-- WHAT NEEDS TO BE DONE --
What is the number of lines in the data holding the word "также"? Give that number by itself.
[DATA EXTRACT start]
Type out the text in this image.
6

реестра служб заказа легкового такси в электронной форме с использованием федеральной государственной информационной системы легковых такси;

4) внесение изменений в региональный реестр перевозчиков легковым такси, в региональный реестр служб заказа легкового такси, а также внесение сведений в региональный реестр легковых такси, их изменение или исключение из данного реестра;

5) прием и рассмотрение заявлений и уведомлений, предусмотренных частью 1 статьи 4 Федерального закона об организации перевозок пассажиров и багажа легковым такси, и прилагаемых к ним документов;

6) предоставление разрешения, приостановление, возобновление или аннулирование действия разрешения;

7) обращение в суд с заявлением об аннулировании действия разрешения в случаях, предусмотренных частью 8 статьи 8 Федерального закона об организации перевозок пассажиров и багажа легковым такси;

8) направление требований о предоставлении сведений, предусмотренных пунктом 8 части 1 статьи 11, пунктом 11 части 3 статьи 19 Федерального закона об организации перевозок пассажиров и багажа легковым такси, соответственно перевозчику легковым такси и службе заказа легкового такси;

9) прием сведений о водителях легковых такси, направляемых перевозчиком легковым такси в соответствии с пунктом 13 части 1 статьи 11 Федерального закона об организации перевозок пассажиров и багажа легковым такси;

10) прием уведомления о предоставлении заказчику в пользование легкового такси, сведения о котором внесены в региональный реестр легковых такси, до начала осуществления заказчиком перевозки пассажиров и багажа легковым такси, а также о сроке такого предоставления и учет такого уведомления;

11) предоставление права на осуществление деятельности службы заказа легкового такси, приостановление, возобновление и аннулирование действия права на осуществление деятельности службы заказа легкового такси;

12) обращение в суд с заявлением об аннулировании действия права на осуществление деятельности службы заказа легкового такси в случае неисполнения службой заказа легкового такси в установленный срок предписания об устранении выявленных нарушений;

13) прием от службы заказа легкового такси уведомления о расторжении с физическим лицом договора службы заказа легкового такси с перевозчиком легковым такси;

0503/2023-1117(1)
[DATA EXTRACT end]
-- COMPLETE ANSWER --
2